— BEGIN Document excerpt —

Friday, September 22, 2017


That gouge is a very shitty gouge. Really, really shitty.
I've found a block-making material, new to me, that I rather like. It's a rubbery synthetic laminate, blue on one side and green on the other, and grey in the middle so it's very easy to see exactly where you're cutting. It can be cut very easily, just like lino, except that it's a bit more resilient and it doesn't split and crumble as lino can do. I don't yet know if there's any qualitative difference between the blue and green sides; thus far I've only cut the green and next time I'll do the blue.

Like lino, it's not great at reproducing very fine detail, but then if I want that I'll use wood.

It's not without its faults though. It repels water, so I can't draw directly on to the block with brush and indian ink as is my preference. Nor does it accept solvent transfer from a photocopy or laser print. A pencil line is quite indistinct against the green or blue background. I can draw on it with a Sharpie, so at least there's that.

I have some 100mm (4") Speedball soft rubber brayers, and I like them, but they're rather too narrow for me. I'd like some at least twice that width; the smaller ones have a tendency to fall into voids and leave ink where it's not wanted, so open areas have to be cut a bit deeper than would otherwise be necessary to keep them from printing.

My glass-bead baren, though otherwise excellent, is also a bit small, and the individual cabochons a little large. I'm waiting on some smaller glass cabochons, and when they arrive I'll make a wider, flatter one.

Saturday, September 9, 2017

Sketchbook Doodlings



Spring Feet

Seminar Bung Knee

Feet Of Many Sizes

Friday, September 8, 2017

The Proof Is Out There

The block

The first proof
I finished cutting the key block.

I was originally planning to cut away the blank background areas completely, to eliminate the chance of any accidental ink contamination, but then I realised that would make registration placement quite difficult. So instead, I carved them away quite deeply so that the brayer (ink roller) doesn't touch them. I'll probably also give them a couple of coats of gloss varnish, so that if I do get ink in those areas I can just wipe it away.

The first proof (right) was pretty successful. There are a couple of areas that could do with a bit of extra cutting, but overall I'm fairly happy with it.

I can see that I'm going to have to be quite careful with the baren at the ends of the block — you can see a faint patch at bottom right where I skipped over it a bit.

Next up, I shall build a registration frame and start working out the colour blocks.

Thursday, September 7, 2017

Block Cutting

I'm cutting my first block in quite some considerable time, and my hands and neck are cramping up something awful. This is the key block; I'm thinking the finished print will be in three or maybe four colours, so of course blocks will have to be carved for each of them as well.

— END Document excerpt —
— BEGIN Extracted material —

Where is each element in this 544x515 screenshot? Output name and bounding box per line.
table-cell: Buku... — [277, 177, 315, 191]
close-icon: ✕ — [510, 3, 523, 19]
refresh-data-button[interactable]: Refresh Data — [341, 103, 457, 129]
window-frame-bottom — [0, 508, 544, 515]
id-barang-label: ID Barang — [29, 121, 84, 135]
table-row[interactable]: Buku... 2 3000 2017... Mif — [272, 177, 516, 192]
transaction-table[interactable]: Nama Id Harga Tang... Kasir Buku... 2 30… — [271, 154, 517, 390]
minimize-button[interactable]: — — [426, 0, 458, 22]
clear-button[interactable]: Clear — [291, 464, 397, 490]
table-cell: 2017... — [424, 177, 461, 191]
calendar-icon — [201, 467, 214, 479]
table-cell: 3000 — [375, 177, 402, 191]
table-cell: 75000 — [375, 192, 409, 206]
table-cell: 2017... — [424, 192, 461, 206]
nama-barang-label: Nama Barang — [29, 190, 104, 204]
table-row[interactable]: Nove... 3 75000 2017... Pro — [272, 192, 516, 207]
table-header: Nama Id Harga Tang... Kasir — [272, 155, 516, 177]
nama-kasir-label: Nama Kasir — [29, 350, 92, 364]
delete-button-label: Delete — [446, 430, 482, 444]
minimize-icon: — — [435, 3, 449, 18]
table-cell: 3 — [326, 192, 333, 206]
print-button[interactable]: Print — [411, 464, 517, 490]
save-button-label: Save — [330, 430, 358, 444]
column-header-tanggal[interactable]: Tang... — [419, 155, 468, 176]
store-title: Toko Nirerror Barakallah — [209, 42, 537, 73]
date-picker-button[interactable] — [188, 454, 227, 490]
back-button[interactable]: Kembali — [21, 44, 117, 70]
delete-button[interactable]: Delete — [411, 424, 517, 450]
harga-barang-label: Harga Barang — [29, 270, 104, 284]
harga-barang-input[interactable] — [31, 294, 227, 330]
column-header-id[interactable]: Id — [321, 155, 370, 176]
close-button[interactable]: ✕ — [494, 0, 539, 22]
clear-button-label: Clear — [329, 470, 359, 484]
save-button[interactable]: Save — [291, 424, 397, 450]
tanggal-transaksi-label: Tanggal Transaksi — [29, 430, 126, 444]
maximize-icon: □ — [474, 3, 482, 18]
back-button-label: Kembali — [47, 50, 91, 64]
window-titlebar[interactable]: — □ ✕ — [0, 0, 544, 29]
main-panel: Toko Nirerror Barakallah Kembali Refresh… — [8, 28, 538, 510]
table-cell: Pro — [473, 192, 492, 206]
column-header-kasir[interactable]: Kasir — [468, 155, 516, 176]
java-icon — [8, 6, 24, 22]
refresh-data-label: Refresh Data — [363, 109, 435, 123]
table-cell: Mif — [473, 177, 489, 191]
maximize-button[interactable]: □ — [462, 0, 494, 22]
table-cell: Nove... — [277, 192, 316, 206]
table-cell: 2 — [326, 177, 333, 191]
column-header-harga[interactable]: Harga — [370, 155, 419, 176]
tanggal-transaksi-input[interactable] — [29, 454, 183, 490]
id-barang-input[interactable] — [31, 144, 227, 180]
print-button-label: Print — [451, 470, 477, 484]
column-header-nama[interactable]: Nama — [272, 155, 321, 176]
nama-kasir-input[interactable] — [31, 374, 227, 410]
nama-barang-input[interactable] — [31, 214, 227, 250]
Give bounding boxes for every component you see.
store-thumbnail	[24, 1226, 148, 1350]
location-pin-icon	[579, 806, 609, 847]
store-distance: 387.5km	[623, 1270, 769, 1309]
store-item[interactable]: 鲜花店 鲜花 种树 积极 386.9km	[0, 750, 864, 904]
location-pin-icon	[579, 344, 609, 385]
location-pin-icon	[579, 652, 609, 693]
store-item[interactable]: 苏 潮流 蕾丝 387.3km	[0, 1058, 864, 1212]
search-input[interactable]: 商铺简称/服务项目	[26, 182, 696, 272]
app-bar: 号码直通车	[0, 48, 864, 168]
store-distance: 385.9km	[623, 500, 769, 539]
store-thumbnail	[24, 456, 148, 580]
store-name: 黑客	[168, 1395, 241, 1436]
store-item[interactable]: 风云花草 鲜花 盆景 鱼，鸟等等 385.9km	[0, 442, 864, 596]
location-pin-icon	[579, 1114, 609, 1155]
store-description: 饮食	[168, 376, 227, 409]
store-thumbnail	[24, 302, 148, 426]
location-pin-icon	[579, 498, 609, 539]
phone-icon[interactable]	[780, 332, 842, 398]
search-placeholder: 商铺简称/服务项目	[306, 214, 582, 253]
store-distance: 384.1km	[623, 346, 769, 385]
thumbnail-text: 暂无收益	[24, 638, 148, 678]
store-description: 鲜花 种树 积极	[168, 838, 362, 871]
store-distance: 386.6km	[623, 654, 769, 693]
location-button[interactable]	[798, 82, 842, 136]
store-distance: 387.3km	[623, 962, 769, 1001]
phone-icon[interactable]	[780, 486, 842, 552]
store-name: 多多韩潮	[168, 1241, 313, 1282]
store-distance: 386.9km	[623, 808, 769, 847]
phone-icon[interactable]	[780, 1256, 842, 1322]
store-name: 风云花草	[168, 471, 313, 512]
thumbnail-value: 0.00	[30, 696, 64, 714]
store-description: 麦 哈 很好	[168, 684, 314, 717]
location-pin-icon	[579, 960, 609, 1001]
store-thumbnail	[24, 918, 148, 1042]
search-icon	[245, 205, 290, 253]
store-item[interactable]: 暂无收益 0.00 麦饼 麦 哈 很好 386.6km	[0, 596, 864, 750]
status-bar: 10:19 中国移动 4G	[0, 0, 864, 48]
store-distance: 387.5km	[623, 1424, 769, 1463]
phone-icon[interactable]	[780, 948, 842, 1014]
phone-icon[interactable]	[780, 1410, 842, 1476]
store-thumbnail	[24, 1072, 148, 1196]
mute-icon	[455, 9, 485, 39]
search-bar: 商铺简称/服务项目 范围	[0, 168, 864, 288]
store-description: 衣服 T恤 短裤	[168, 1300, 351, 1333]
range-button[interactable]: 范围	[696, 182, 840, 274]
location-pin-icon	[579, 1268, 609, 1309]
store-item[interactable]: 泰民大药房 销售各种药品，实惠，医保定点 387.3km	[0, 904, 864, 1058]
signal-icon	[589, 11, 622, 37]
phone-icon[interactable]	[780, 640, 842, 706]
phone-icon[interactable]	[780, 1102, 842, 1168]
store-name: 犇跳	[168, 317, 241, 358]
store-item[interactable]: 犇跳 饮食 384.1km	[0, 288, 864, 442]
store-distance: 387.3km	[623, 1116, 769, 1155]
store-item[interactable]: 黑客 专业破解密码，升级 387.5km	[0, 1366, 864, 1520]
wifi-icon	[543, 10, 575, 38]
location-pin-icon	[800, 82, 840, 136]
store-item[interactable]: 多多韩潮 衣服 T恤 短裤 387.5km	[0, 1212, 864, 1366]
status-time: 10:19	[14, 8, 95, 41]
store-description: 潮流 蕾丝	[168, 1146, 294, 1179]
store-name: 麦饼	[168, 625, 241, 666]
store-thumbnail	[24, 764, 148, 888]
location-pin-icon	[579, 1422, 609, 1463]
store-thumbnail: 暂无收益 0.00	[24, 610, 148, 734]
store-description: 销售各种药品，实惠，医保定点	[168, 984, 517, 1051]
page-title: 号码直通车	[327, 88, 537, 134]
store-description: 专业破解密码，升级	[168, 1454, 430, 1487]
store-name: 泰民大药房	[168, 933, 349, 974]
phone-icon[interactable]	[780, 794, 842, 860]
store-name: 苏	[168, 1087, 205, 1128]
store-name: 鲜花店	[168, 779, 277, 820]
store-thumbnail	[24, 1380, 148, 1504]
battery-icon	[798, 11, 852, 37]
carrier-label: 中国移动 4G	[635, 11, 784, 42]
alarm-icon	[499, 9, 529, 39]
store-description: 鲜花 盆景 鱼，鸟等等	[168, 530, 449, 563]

— END Extracted material —
— BEGIN Extracted material —

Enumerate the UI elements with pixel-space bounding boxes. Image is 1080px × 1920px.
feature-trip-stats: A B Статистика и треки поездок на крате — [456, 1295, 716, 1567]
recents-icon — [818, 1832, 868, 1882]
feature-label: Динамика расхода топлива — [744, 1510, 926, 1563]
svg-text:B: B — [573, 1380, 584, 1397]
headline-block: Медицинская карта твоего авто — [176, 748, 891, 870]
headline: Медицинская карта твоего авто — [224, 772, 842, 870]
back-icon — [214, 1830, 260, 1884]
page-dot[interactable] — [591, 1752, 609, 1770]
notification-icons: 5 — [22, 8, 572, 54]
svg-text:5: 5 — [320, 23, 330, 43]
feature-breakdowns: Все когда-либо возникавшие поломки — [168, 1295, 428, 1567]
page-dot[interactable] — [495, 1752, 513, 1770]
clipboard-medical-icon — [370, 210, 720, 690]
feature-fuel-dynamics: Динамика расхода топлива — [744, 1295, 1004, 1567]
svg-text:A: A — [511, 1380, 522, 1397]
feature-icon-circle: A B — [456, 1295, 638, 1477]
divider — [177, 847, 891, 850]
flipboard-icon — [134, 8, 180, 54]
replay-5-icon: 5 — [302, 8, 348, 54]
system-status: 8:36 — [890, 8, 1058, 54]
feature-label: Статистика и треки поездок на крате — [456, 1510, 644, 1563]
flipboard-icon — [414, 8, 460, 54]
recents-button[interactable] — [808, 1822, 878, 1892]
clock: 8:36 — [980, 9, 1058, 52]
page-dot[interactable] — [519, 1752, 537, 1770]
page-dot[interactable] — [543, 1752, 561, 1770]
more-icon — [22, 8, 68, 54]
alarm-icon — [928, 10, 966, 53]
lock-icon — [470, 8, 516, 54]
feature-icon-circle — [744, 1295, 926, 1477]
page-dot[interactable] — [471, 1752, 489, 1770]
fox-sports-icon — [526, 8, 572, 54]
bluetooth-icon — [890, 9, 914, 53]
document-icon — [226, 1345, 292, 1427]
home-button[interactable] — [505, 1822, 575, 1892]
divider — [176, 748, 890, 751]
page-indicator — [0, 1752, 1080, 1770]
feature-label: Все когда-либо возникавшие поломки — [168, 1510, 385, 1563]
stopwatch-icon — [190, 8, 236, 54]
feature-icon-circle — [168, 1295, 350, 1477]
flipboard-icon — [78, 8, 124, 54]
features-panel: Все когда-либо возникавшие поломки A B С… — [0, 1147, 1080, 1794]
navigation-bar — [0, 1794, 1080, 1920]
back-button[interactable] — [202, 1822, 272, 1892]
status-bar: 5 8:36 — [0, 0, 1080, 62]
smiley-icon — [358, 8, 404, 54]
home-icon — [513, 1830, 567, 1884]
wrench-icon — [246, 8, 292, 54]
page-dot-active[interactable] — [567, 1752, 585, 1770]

— END Extracted material —

Set tasks:
a) Quote the printmaking blog word for word, starting at "Like lino, it's" and ending at "them from printing.".
b) Write a continuation of the printmaking blog, picking up right after its final sentence.

Responses for each task:
a)
Like lino, it's not great at reproducing very fine detail, but then if I want that I'll use wood.

It's not without its faults though. It repels water, so I can't draw directly on to the block with brush and indian ink as is my preference. Nor does it accept solvent transfer from a photocopy or laser print. A pencil line is quite indistinct against the green or blue background. I can draw on it with a Sharpie, so at least there's that.

I have some 100mm (4") Speedball soft rubber brayers, and I like them, but they're rather too narrow for me. I'd like some at least twice that width; the smaller ones have a tendency to fall into voids and leave ink where it's not wanted, so open areas have to be cut a bit deeper than would otherwise be necessary to keep them from printing.

b)
I'm using MDF, which isn't the best material in the world for block making, but it has some advantages. It's cheap and easily available, and it has no grain, which makes carving it a lot more like linocut than woodcut — your knife or gouge isn't going to be deflected by an unexpectedly hard and twisty bit of grain. However, it's rather fibrous, and if your tools aren't scalpel-sharp it tends to tear. It's pretty hard on tool edges too, so you need to be sharpening fairly often.

The image is one that I drew a few years ago, in ball-point pen.

I did a solvent transfer of a laser print of it on to the MDF, and then over-drew it with brush and Indian ink — I find that a brush drawing works quite well as a cutting guide, as I can't get too finicky about detail that I'd never be able to cut. For an image like this, the brush line changes the character of the image somewhat, but I like that; there seems little point to me in trying to force one medium into replicating another.

The small print you see in the main image is just a quickie I took early on in the cutting to see how the cutting will reproduce. That ink should be red, but it's been sitting in its tube so long that it's separated out, and despite all the kneading and massaging of the tube I could do, it stubbornly persists in squirting out mainly its chrome yellow base. I did the test print in a colour other than black because I wanted to still be able to see my ink lines afterwards.

Friday, September 1, 2017

Baren Test

 I gave my glass-bead baren its first test outing today. I used water-soluble Flint relief printing ink, applied to a roughly 120mm square MDF block with a rubber brayer.

This one is one very thin, smooth note paper, and it was pretty easy to get a fairly clean, sharp impression. I need to pay close attention to keeping the paper in place though; the first one I did moved about a bit under the rotational thrust of the baren, but it's not really difficult to keep it still if I pay attention.
This one is on fairly heavy printmaking paper — I don't know the manufacturer — about 280-300 gsm, I'd guess.

The impression is not as clean as on the thinner, smoother paper, which is not unexpected, but it's not too bad. It's worst at the bottom of the print, which I think is because I was a bit uneven in my rubbing pressure.

What I've learned from this very brief test is that the glass beads work very well as a baren surface, moving smoothly and easily over the paper surface, and it's easy to get a good amount of pressure without having to grunt and strain. However, I think it would work better with more, smaller beads, more closely spaced, so I'll see what I can find and make a second one.

Tuesday, August 29, 2017


The components
All the bits together
A baren is basically a palm-burnisher for relief printmaking. The traditional Japanese ones are made from coarse-twisted cord glued spiral-fashion on a lacquer-laminated card disk, the whole being wrapped in a broad bamboo leaf to reduce friction and simultaneously create a hand-strap.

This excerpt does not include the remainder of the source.